Page content records>

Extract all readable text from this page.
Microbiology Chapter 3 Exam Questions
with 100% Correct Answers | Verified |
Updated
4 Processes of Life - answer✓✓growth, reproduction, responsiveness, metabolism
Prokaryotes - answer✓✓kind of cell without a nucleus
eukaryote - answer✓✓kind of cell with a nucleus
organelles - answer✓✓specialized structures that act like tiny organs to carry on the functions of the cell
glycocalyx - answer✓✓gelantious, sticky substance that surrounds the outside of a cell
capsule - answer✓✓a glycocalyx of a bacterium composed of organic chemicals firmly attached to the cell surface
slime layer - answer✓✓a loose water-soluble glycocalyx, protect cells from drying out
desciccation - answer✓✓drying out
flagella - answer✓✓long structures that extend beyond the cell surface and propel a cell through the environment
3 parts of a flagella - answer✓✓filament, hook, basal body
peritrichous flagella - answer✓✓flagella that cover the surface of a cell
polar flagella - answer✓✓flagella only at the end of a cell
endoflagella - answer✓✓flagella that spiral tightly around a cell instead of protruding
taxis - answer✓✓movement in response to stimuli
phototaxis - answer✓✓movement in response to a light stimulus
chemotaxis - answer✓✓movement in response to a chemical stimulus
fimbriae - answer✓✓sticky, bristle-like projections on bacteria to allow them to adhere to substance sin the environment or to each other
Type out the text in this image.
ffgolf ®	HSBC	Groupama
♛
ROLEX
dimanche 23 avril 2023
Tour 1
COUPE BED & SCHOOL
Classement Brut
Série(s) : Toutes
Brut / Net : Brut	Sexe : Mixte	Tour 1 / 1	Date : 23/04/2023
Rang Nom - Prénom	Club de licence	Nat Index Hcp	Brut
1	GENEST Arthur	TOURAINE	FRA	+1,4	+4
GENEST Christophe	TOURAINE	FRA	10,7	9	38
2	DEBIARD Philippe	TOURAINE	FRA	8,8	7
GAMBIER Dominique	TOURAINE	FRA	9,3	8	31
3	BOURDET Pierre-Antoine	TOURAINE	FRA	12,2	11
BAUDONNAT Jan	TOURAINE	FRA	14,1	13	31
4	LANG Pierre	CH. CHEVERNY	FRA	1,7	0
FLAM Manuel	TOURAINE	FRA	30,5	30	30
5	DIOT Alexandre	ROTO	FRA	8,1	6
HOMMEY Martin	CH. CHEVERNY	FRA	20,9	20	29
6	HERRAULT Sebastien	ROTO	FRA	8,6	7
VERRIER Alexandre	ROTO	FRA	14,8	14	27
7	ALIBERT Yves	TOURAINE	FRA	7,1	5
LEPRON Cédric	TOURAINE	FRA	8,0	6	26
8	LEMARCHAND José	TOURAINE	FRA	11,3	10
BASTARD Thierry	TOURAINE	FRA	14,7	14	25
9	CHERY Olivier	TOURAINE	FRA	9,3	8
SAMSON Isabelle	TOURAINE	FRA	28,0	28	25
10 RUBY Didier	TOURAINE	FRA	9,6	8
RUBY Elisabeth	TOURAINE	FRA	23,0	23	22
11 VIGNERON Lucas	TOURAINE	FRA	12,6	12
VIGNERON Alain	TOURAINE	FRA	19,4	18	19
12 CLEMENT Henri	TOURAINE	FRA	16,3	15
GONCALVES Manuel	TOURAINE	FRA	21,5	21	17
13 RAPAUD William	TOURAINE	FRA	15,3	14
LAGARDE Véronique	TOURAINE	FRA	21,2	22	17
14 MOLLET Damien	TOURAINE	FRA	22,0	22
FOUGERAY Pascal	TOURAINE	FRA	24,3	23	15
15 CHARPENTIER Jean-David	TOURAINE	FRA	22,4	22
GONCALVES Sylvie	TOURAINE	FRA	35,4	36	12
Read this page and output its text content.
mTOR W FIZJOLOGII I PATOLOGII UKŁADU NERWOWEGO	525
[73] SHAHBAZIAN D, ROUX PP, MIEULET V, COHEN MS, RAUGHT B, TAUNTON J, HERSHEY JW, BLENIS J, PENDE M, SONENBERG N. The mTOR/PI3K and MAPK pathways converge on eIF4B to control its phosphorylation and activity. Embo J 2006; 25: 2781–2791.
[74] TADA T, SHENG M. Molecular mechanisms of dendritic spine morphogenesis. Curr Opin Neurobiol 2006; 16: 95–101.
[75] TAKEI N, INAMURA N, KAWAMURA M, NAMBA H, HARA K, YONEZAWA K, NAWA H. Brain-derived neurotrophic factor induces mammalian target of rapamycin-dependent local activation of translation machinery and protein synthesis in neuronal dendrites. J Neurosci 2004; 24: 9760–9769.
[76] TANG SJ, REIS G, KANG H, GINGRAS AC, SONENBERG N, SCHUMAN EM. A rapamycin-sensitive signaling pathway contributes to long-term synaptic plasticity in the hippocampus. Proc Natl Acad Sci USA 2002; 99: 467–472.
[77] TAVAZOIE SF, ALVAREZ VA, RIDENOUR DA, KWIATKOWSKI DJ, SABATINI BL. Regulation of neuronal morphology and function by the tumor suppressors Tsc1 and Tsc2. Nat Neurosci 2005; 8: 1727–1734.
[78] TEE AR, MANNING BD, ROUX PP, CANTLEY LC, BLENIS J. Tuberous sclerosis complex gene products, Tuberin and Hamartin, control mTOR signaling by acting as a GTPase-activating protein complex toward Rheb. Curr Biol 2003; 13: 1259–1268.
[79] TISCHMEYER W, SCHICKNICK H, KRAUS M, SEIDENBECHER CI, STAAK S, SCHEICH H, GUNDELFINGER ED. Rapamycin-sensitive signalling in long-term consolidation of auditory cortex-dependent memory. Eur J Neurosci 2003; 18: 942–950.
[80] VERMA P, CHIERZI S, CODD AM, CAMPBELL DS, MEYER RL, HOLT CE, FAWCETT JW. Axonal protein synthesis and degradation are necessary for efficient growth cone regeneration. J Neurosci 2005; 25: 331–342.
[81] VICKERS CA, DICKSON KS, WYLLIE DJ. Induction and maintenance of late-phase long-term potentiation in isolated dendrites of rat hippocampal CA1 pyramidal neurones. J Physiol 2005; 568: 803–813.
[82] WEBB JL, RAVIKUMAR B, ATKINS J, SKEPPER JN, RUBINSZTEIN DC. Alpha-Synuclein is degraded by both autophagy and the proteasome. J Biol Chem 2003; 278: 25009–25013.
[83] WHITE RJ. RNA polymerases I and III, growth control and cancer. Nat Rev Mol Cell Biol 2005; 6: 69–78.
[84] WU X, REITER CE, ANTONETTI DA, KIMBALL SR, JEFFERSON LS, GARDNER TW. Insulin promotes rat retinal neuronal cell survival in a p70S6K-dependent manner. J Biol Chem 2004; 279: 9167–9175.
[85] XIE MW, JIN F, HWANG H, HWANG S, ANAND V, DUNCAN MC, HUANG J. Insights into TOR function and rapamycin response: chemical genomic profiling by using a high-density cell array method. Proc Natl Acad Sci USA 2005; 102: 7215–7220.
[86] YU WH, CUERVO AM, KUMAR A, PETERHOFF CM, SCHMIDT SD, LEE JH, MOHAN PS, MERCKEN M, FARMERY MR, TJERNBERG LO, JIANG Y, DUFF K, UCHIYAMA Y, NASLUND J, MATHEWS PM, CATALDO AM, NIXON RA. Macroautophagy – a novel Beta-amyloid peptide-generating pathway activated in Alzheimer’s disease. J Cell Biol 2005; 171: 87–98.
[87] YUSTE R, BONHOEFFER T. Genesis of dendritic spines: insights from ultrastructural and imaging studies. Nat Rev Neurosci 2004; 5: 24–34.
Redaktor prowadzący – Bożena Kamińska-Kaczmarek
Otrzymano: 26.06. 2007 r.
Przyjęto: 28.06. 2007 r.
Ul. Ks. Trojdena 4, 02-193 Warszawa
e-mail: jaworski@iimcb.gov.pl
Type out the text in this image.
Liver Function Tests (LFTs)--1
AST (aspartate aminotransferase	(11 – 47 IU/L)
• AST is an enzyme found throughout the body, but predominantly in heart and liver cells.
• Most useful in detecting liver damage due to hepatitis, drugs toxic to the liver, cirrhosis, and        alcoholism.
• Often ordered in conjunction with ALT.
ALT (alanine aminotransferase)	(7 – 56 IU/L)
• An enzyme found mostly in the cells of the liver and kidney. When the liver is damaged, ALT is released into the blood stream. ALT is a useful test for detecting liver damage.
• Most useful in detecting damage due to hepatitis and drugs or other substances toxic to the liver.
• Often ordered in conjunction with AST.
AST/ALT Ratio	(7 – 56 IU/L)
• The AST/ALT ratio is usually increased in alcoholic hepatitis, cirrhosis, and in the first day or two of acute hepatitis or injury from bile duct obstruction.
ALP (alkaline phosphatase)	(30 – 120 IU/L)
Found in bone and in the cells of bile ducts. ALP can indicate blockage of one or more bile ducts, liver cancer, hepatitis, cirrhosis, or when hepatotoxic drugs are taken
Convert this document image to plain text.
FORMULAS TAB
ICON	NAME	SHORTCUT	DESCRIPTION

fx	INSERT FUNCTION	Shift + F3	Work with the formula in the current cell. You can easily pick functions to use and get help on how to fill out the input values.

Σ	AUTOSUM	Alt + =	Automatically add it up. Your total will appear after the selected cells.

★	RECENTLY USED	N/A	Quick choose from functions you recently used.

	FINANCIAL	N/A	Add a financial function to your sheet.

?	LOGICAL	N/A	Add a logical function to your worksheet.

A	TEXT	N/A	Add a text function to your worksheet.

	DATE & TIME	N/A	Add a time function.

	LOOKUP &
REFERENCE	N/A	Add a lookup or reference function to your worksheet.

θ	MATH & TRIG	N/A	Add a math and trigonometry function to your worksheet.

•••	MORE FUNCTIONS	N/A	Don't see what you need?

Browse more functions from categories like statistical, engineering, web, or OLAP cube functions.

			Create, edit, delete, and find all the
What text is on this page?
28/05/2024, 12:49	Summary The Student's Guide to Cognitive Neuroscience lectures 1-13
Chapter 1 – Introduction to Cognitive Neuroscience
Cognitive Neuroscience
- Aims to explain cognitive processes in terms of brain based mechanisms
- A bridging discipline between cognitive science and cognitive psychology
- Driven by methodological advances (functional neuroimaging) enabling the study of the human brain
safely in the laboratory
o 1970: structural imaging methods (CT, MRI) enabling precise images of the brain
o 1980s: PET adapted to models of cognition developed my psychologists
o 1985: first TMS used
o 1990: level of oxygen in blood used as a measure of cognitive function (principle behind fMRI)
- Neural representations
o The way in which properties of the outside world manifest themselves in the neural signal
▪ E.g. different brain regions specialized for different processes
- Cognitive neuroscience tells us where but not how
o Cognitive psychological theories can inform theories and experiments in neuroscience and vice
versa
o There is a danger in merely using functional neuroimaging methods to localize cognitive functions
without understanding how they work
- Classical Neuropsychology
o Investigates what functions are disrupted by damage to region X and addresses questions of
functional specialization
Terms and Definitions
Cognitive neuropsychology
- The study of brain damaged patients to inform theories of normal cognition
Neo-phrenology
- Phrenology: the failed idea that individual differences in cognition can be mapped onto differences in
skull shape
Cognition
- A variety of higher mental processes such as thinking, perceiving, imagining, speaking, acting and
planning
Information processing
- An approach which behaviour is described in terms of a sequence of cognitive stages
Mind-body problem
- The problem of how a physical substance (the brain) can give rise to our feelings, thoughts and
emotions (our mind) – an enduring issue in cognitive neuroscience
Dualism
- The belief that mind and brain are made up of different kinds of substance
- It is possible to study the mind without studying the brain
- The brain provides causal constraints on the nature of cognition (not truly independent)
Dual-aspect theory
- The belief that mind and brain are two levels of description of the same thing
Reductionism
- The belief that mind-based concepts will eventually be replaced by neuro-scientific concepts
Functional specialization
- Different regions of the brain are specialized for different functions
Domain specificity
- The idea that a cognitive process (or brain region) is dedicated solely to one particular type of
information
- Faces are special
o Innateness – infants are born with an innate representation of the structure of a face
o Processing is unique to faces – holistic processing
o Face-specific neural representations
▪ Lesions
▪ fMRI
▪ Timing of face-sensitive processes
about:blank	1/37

TASK ITEM> From the records above, copy every line that holds the word "Alexandre".

REPLY>
5	DIOT Alexandre	ROTO	FRA	8,1	6
VERRIER Alexandre	ROTO	FRA	14,8	14	27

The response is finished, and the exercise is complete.